GOAL » List the data items as a numbered list, from the start of the data items through the line with "mes-bold-autres: autres [221, 379, 266, 393]", leaving out any blank lines.

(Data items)
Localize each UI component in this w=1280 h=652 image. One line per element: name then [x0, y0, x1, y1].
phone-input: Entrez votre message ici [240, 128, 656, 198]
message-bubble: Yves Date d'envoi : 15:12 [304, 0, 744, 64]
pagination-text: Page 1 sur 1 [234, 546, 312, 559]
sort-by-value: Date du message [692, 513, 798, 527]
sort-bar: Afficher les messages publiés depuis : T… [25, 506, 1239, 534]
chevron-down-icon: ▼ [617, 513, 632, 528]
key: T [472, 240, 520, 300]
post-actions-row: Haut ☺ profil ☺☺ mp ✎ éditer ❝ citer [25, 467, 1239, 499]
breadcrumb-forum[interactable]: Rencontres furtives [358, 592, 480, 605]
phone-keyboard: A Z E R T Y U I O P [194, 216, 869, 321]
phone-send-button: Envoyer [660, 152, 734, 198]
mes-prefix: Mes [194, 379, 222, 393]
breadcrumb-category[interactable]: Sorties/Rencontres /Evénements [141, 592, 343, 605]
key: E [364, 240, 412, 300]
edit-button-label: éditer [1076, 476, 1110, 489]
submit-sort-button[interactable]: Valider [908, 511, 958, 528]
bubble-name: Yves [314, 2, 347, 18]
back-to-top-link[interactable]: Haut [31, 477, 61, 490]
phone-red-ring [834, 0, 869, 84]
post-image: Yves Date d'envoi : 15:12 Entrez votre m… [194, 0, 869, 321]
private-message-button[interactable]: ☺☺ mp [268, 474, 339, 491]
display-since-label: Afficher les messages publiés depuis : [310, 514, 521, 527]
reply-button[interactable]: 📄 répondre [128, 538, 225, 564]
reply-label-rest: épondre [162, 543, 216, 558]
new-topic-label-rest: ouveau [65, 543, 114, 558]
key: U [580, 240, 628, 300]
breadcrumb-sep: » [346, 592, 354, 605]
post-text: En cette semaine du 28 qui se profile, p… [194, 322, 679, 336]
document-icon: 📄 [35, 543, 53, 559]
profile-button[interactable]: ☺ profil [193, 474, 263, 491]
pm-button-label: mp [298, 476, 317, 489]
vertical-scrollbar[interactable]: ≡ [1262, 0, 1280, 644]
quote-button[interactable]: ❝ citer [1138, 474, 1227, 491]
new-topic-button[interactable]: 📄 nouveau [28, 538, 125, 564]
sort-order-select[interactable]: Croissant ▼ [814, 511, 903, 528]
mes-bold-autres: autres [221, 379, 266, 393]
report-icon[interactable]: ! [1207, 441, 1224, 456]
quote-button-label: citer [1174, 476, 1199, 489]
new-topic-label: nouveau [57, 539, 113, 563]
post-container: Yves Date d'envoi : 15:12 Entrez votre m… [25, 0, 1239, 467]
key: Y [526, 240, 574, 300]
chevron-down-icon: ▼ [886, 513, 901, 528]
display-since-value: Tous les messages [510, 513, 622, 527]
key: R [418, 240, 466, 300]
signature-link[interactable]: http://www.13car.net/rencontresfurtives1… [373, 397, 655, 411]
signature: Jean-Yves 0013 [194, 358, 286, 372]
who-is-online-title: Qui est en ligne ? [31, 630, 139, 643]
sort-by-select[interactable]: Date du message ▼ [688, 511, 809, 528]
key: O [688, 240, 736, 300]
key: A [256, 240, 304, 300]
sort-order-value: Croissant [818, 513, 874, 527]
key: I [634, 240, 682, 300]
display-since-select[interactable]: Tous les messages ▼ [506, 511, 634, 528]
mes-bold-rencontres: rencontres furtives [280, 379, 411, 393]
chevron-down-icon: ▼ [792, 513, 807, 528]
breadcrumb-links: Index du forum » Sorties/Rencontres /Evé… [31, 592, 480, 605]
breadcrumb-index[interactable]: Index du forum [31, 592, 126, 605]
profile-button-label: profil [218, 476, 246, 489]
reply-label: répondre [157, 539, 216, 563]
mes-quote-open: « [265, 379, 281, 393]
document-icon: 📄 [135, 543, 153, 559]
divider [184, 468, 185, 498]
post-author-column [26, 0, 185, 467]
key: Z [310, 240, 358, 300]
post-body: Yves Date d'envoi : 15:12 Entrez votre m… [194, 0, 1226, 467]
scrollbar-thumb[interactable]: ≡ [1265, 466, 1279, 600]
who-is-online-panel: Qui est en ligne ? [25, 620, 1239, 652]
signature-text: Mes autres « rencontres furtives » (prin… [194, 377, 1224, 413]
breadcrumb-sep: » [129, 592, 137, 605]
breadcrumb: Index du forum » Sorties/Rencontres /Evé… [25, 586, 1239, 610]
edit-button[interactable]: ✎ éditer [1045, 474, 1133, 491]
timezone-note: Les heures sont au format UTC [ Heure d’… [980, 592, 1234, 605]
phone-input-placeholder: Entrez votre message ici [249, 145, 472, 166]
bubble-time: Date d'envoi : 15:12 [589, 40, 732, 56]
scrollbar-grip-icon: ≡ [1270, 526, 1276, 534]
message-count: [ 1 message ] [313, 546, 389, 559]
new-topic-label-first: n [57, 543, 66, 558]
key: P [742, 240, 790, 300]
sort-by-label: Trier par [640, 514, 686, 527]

FULL SOLUTION »
1. Localize each UI component in this w=1280 h=652 image. One line per element: name then [x0, y0, x1, y1].
2. phone-input: Entrez votre message ici [240, 128, 656, 198]
3. message-bubble: Yves Date d'envoi : 15:12 [304, 0, 744, 64]
4. pagination-text: Page 1 sur 1 [234, 546, 312, 559]
5. sort-by-value: Date du message [692, 513, 798, 527]
6. sort-bar: Afficher les messages publiés depuis : T… [25, 506, 1239, 534]
7. chevron-down-icon: ▼ [617, 513, 632, 528]
8. key: T [472, 240, 520, 300]
9. post-actions-row: Haut ☺ profil ☺☺ mp ✎ éditer ❝ citer [25, 467, 1239, 499]
10. breadcrumb-forum[interactable]: Rencontres furtives [358, 592, 480, 605]
11. phone-keyboard: A Z E R T Y U I O P [194, 216, 869, 321]
12. phone-send-button: Envoyer [660, 152, 734, 198]
13. mes-prefix: Mes [194, 379, 222, 393]
14. breadcrumb-category[interactable]: Sorties/Rencontres /Evénements [141, 592, 343, 605]
15. key: E [364, 240, 412, 300]
16. edit-button-label: éditer [1076, 476, 1110, 489]
17. submit-sort-button[interactable]: Valider [908, 511, 958, 528]
18. bubble-name: Yves [314, 2, 347, 18]
19. back-to-top-link[interactable]: Haut [31, 477, 61, 490]
20. phone-red-ring [834, 0, 869, 84]
21. post-image: Yves Date d'envoi : 15:12 Entrez votre m… [194, 0, 869, 321]
22. private-message-button[interactable]: ☺☺ mp [268, 474, 339, 491]
23. display-since-label: Afficher les messages publiés depuis : [310, 514, 521, 527]
24. reply-button[interactable]: 📄 répondre [128, 538, 225, 564]
25. reply-label-rest: épondre [162, 543, 216, 558]
26. new-topic-label-rest: ouveau [65, 543, 114, 558]
27. key: U [580, 240, 628, 300]
28. breadcrumb-sep: » [346, 592, 354, 605]
29. post-text: En cette semaine du 28 qui se profile, p… [194, 322, 679, 336]
30. document-icon: 📄 [35, 543, 53, 559]
31. profile-button[interactable]: ☺ profil [193, 474, 263, 491]
32. pm-button-label: mp [298, 476, 317, 489]
33. vertical-scrollbar[interactable]: ≡ [1262, 0, 1280, 644]
34. quote-button[interactable]: ❝ citer [1138, 474, 1227, 491]
35. new-topic-button[interactable]: 📄 nouveau [28, 538, 125, 564]
36. sort-order-select[interactable]: Croissant ▼ [814, 511, 903, 528]
37. mes-bold-autres: autres [221, 379, 266, 393]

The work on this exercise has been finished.